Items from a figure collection
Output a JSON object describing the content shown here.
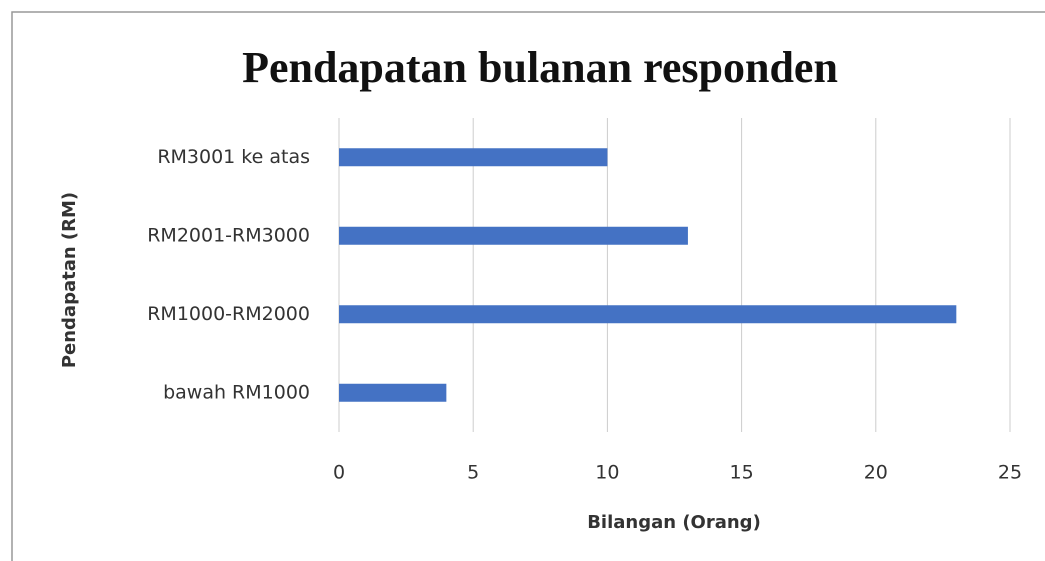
{
  "chart_data": {
    "type": "bar",
    "orientation": "horizontal",
    "title": "Pendapatan bulanan responden",
    "x_label": "Bilangan (Orang)",
    "y_label": "Pendapatan (RM)",
    "categories": [
      "RM3001 ke atas",
      "RM2001-RM3000",
      "RM1000-RM2000",
      "bawah RM1000"
    ],
    "values": [
      10,
      13,
      23,
      4
    ],
    "color": "#4472c4",
    "xlim": [
      0,
      25
    ],
    "xticks": [
      0,
      5,
      10,
      15,
      20,
      25
    ],
    "grid": true
  }
}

• [GOAL] All the records need to be repeated exactly, with the images dropped.

• [RESPONSE FOR THIS EXERCISE]
Output a JSON object describing the content shown here.
{
  "chart_data": {
    "type": "bar",
    "orientation": "horizontal",
    "title": "Pendapatan bulanan responden",
    "x_label": "Bilangan (Orang)",
    "y_label": "Pendapatan (RM)",
    "categories": [
      "RM3001 ke atas",
      "RM2001-RM3000",
      "RM1000-RM2000",
      "bawah RM1000"
    ],
    "values": [
      10,
      13,
      23,
      4
    ],
    "color": "#4472c4",
    "xlim": [
      0,
      25
    ],
    "xticks": [
      0,
      5,
      10,
      15,
      20,
      25
    ],
    "grid": true
  }
}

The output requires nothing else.